*Task to carry out*:
For the listing below, give the number of lines in which "DEMO" occurs. Add nothing.

*Provided records*:
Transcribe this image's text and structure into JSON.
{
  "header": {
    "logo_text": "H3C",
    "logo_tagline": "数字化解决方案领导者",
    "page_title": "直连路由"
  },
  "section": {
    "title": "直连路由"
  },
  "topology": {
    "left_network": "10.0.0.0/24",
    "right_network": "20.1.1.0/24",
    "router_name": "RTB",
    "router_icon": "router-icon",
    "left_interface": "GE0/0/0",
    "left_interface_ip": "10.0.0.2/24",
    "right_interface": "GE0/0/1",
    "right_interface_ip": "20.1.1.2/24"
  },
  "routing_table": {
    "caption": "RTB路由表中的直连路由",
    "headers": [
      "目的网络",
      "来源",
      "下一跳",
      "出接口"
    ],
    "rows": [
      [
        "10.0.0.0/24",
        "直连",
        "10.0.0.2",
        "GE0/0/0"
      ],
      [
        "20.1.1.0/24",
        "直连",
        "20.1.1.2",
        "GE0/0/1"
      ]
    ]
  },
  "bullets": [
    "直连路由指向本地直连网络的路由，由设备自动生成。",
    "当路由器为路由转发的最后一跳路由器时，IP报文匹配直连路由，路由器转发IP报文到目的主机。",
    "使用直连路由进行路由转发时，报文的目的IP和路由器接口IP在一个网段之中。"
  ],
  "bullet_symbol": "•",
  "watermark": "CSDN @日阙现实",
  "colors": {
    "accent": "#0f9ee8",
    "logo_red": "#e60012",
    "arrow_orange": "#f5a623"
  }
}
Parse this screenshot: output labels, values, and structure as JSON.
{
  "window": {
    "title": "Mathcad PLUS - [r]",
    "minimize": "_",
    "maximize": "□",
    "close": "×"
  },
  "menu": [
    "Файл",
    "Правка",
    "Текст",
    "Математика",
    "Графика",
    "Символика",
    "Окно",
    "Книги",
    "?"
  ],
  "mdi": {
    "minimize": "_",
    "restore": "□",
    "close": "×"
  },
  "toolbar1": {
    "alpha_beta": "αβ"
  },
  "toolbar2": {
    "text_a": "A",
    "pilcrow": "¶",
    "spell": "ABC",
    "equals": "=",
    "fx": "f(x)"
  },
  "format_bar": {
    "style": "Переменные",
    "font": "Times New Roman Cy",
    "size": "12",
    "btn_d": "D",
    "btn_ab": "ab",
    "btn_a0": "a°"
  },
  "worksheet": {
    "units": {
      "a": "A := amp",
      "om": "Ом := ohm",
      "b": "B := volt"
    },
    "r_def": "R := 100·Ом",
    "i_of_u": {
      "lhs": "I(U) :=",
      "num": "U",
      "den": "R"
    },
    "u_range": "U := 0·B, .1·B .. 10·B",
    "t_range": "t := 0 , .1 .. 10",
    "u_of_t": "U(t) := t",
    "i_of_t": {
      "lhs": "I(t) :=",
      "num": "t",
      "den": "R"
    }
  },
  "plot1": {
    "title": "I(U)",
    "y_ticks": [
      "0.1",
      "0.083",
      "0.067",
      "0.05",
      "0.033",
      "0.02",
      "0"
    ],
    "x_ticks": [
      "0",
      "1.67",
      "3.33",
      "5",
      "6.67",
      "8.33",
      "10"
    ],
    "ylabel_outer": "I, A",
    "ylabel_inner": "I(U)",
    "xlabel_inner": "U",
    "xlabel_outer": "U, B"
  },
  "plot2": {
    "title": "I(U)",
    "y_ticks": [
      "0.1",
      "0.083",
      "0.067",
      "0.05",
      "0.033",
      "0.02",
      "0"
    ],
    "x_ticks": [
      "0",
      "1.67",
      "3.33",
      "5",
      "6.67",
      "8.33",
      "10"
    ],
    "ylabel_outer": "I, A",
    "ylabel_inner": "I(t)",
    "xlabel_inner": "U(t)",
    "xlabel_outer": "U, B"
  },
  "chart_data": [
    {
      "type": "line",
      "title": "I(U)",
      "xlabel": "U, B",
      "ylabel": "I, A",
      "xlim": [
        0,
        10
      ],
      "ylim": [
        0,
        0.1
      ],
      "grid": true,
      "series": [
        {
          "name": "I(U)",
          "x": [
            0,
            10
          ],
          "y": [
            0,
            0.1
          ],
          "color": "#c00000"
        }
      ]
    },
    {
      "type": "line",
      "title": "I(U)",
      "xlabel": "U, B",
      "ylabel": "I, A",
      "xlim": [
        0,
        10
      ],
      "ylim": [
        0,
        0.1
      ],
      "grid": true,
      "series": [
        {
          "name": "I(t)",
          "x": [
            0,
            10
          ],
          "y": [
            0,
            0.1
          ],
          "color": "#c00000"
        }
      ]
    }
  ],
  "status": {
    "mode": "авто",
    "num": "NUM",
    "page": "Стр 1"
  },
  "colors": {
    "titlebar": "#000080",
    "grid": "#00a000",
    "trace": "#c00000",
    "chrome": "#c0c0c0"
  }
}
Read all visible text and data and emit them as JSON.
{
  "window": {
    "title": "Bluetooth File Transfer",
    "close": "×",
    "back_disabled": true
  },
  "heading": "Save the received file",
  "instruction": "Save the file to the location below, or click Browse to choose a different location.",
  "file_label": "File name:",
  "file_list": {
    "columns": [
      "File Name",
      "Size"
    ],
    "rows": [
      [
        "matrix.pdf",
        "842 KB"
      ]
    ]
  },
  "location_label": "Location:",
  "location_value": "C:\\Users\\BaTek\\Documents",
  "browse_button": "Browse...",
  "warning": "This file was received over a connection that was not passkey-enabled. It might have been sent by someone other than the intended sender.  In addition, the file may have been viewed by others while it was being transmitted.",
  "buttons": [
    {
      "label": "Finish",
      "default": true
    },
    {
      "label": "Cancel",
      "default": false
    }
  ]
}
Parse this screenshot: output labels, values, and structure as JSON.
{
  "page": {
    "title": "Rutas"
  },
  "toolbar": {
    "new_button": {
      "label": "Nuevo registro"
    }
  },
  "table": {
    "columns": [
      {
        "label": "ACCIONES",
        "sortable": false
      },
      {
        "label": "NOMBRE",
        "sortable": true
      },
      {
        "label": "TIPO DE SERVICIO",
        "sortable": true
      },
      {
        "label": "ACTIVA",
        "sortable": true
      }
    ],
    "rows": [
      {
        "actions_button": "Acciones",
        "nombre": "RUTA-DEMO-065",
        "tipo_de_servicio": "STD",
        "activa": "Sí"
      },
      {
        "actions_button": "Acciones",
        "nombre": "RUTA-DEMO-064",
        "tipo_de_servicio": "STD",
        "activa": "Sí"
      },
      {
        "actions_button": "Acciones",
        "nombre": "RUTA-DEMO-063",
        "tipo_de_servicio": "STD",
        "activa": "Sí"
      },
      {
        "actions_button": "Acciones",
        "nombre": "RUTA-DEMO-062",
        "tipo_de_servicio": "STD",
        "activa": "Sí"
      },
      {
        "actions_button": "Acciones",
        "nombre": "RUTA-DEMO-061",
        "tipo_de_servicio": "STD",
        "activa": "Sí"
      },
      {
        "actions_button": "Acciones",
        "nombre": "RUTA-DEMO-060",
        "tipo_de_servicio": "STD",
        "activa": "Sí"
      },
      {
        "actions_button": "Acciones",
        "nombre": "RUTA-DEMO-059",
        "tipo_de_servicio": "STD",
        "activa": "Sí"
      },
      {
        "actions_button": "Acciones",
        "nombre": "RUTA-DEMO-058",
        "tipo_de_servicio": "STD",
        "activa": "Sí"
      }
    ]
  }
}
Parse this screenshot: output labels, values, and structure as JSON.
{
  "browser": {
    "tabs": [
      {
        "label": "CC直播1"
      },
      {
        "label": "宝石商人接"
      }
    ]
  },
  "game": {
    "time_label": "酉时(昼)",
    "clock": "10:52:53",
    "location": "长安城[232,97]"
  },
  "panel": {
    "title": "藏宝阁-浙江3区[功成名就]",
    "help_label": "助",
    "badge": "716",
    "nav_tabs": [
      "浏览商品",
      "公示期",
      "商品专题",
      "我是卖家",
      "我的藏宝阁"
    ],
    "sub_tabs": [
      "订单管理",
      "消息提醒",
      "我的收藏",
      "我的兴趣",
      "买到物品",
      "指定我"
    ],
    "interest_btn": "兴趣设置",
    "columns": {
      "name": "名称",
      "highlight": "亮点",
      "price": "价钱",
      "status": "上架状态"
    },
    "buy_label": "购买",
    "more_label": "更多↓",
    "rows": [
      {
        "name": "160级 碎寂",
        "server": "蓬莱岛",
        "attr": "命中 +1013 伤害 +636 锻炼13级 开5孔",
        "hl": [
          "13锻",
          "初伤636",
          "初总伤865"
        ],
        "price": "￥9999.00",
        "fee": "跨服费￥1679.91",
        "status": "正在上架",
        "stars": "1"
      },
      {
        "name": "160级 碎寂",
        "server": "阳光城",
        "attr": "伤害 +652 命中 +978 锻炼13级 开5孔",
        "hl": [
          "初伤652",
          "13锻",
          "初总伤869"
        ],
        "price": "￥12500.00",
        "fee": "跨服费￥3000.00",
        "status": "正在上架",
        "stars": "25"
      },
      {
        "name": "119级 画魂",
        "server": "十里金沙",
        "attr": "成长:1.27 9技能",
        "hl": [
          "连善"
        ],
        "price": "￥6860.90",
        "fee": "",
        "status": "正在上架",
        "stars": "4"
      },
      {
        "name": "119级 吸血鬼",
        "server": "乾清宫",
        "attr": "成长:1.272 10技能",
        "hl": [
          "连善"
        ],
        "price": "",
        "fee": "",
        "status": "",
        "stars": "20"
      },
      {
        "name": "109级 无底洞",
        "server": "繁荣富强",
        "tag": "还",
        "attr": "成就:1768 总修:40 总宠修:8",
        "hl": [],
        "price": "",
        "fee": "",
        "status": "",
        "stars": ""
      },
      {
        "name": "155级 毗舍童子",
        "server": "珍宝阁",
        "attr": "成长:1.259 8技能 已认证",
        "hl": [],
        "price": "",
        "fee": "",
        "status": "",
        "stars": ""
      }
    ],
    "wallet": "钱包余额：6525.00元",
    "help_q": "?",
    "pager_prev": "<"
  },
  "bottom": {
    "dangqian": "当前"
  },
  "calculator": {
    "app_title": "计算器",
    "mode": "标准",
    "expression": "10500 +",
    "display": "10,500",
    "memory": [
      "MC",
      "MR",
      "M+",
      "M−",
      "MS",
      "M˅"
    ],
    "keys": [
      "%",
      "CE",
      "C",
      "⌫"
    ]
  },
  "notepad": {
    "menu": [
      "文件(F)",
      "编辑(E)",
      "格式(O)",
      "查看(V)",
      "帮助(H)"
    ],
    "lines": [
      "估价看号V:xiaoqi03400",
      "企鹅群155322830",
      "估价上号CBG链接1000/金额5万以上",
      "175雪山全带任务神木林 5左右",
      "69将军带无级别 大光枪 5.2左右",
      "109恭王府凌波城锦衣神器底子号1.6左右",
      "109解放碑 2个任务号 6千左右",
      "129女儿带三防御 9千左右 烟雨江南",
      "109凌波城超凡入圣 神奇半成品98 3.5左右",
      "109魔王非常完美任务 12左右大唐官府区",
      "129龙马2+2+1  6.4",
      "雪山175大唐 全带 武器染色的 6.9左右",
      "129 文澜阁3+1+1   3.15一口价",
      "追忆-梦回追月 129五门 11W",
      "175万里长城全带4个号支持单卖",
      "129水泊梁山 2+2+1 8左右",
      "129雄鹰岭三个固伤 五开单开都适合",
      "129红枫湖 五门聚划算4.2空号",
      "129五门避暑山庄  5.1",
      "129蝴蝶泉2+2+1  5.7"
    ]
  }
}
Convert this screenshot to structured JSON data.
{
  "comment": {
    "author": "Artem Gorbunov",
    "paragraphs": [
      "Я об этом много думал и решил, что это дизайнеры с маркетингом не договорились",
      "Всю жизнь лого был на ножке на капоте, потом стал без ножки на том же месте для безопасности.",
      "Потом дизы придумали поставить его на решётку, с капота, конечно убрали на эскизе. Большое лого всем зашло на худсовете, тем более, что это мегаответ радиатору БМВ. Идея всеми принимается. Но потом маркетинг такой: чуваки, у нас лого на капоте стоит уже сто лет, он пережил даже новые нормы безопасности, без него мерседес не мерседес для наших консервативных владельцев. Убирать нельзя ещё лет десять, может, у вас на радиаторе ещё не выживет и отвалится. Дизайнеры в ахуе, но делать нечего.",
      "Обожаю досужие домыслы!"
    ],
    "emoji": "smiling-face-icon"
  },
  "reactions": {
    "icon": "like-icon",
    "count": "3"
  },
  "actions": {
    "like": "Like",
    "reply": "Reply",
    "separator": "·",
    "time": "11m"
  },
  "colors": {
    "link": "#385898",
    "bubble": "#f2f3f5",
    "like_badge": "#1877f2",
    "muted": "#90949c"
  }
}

*Completed task*:
8